(Records that describe figures)
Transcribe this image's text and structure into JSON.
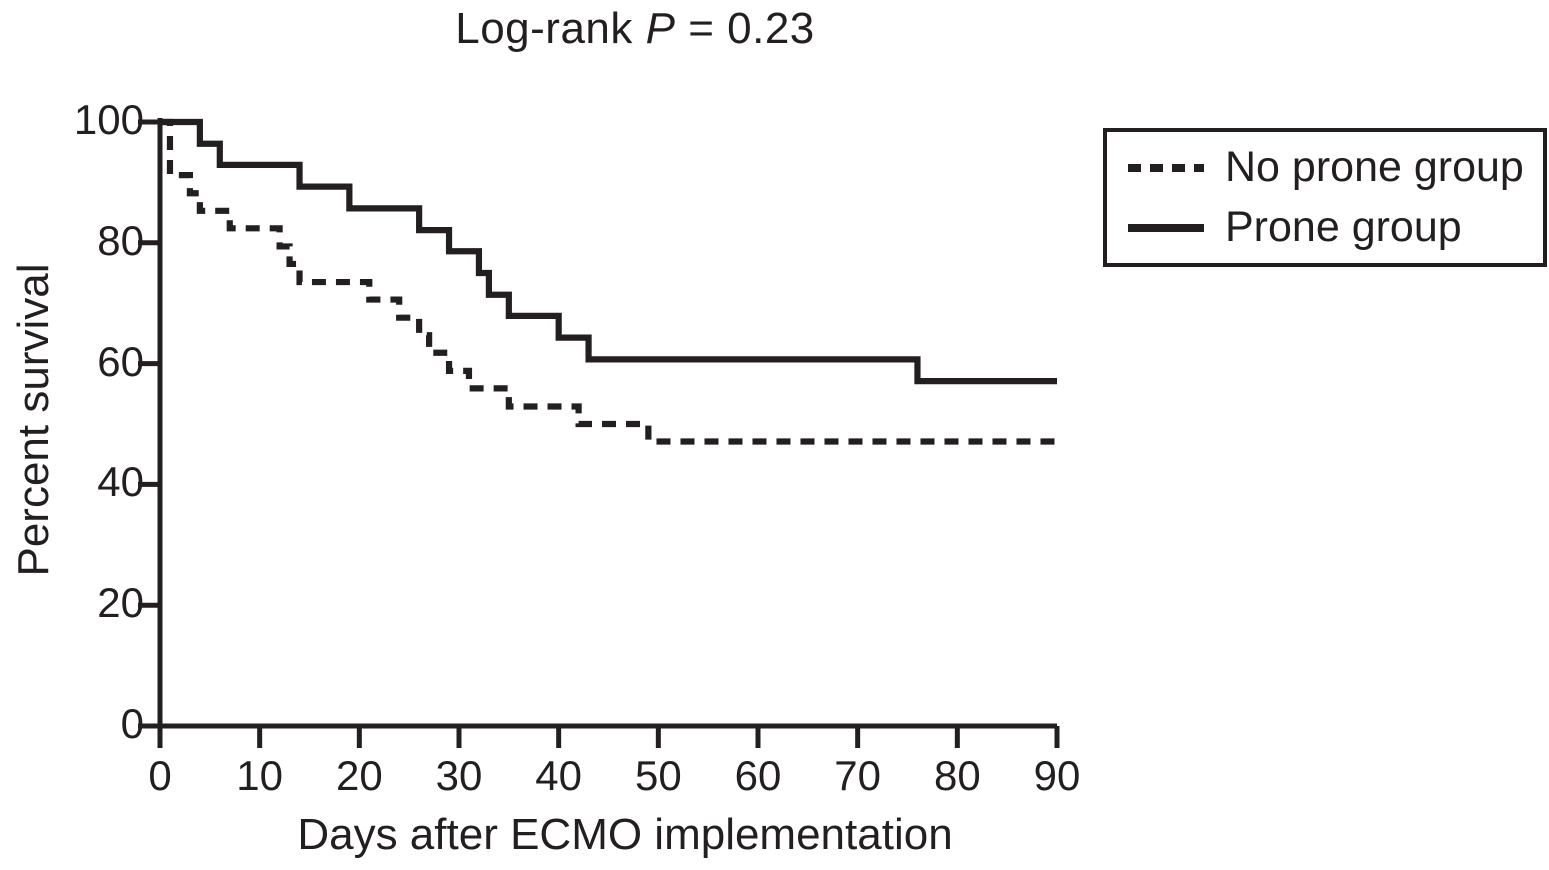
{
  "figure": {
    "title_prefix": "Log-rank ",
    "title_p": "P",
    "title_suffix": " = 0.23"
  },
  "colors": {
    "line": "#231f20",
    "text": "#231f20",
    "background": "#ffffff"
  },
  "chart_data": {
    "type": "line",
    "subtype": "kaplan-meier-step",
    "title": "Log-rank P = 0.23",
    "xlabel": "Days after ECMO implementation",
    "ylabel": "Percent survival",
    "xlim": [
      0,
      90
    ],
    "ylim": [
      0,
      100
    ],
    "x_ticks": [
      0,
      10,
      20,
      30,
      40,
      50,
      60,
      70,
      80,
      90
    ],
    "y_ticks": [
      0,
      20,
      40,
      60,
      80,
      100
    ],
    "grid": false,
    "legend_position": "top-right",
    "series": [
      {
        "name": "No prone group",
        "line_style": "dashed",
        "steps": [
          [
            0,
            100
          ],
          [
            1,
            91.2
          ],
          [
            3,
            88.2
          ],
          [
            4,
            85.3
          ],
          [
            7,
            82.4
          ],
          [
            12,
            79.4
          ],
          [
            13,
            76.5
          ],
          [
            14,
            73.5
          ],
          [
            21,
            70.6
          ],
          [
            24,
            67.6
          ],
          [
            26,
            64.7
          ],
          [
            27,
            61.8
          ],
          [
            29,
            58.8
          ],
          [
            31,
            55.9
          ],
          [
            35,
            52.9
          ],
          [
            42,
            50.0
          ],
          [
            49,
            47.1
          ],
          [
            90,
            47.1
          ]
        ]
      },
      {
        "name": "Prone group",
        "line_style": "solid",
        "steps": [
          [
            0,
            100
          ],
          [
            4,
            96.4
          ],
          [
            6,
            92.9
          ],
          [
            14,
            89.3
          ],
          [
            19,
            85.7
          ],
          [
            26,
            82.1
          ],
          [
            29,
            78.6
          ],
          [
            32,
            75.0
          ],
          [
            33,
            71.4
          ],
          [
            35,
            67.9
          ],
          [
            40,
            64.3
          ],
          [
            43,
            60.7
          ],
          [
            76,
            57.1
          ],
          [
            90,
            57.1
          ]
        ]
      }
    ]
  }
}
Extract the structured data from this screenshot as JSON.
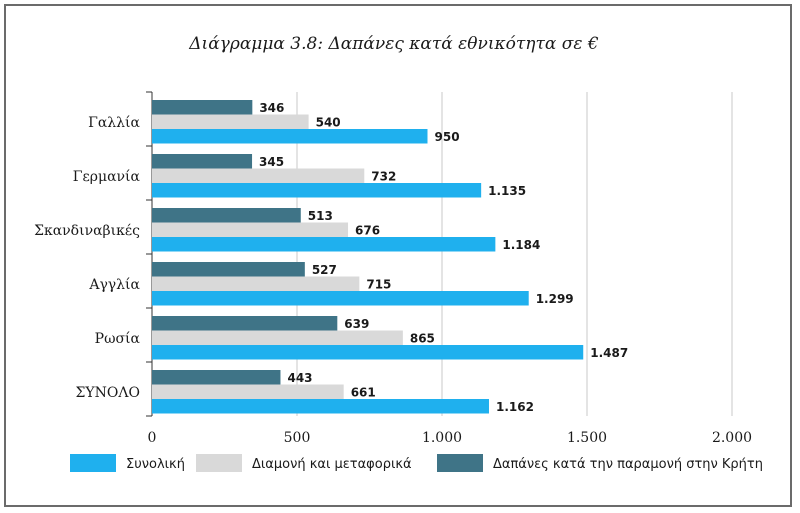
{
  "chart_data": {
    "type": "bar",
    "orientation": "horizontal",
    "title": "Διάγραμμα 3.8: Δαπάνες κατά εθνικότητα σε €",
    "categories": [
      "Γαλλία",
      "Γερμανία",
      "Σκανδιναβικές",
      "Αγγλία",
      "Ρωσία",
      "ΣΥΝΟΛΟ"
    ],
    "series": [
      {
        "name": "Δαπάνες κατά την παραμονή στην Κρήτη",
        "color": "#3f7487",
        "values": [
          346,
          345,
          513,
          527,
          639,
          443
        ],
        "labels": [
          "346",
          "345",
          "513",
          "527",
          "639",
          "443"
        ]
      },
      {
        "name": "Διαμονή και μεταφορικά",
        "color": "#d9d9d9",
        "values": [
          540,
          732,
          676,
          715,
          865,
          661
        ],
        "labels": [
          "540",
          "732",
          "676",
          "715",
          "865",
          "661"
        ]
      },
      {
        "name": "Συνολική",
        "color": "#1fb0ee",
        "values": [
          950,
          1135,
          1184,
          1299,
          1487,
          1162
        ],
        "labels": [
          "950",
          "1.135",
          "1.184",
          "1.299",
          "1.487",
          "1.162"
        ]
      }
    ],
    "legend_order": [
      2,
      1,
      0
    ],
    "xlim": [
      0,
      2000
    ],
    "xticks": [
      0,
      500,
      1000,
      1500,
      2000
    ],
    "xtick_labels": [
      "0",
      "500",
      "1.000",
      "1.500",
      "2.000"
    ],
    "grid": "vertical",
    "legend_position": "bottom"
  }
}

● **Problem to solve**
Copy the records above exactly, leaving out every picture.

● **Task output**
Transcribe this image's text and structure into JSON.
{
  "figure": {
    "title_prefix": "Log-rank ",
    "title_p": "P",
    "title_suffix": " = 0.23"
  },
  "colors": {
    "line": "#231f20",
    "text": "#231f20",
    "background": "#ffffff"
  },
  "chart_data": {
    "type": "line",
    "subtype": "kaplan-meier-step",
    "title": "Log-rank P = 0.23",
    "xlabel": "Days after ECMO implementation",
    "ylabel": "Percent survival",
    "xlim": [
      0,
      90
    ],
    "ylim": [
      0,
      100
    ],
    "x_ticks": [
      0,
      10,
      20,
      30,
      40,
      50,
      60,
      70,
      80,
      90
    ],
    "y_ticks": [
      0,
      20,
      40,
      60,
      80,
      100
    ],
    "grid": false,
    "legend_position": "top-right",
    "series": [
      {
        "name": "No prone group",
        "line_style": "dashed",
        "steps": [
          [
            0,
            100
          ],
          [
            1,
            91.2
          ],
          [
            3,
            88.2
          ],
          [
            4,
            85.3
          ],
          [
            7,
            82.4
          ],
          [
            12,
            79.4
          ],
          [
            13,
            76.5
          ],
          [
            14,
            73.5
          ],
          [
            21,
            70.6
          ],
          [
            24,
            67.6
          ],
          [
            26,
            64.7
          ],
          [
            27,
            61.8
          ],
          [
            29,
            58.8
          ],
          [
            31,
            55.9
          ],
          [
            35,
            52.9
          ],
          [
            42,
            50.0
          ],
          [
            49,
            47.1
          ],
          [
            90,
            47.1
          ]
        ]
      },
      {
        "name": "Prone group",
        "line_style": "solid",
        "steps": [
          [
            0,
            100
          ],
          [
            4,
            96.4
          ],
          [
            6,
            92.9
          ],
          [
            14,
            89.3
          ],
          [
            19,
            85.7
          ],
          [
            26,
            82.1
          ],
          [
            29,
            78.6
          ],
          [
            32,
            75.0
          ],
          [
            33,
            71.4
          ],
          [
            35,
            67.9
          ],
          [
            40,
            64.3
          ],
          [
            43,
            60.7
          ],
          [
            76,
            57.1
          ],
          [
            90,
            57.1
          ]
        ]
      }
    ]
  }
}
Extract the structured data from this screenshot as JSON.
{
  "chart_data": {
    "type": "bar",
    "orientation": "horizontal",
    "title": "Διάγραμμα 3.8: Δαπάνες κατά εθνικότητα σε €",
    "categories": [
      "Γαλλία",
      "Γερμανία",
      "Σκανδιναβικές",
      "Αγγλία",
      "Ρωσία",
      "ΣΥΝΟΛΟ"
    ],
    "series": [
      {
        "name": "Δαπάνες κατά την παραμονή στην Κρήτη",
        "color": "#3f7487",
        "values": [
          346,
          345,
          513,
          527,
          639,
          443
        ],
        "labels": [
          "346",
          "345",
          "513",
          "527",
          "639",
          "443"
        ]
      },
      {
        "name": "Διαμονή και μεταφορικά",
        "color": "#d9d9d9",
        "values": [
          540,
          732,
          676,
          715,
          865,
          661
        ],
        "labels": [
          "540",
          "732",
          "676",
          "715",
          "865",
          "661"
        ]
      },
      {
        "name": "Συνολική",
        "color": "#1fb0ee",
        "values": [
          950,
          1135,
          1184,
          1299,
          1487,
          1162
        ],
        "labels": [
          "950",
          "1.135",
          "1.184",
          "1.299",
          "1.487",
          "1.162"
        ]
      }
    ],
    "legend_order": [
      2,
      1,
      0
    ],
    "xlim": [
      0,
      2000
    ],
    "xticks": [
      0,
      500,
      1000,
      1500,
      2000
    ],
    "xtick_labels": [
      "0",
      "500",
      "1.000",
      "1.500",
      "2.000"
    ],
    "grid": "vertical",
    "legend_position": "bottom"
  }
}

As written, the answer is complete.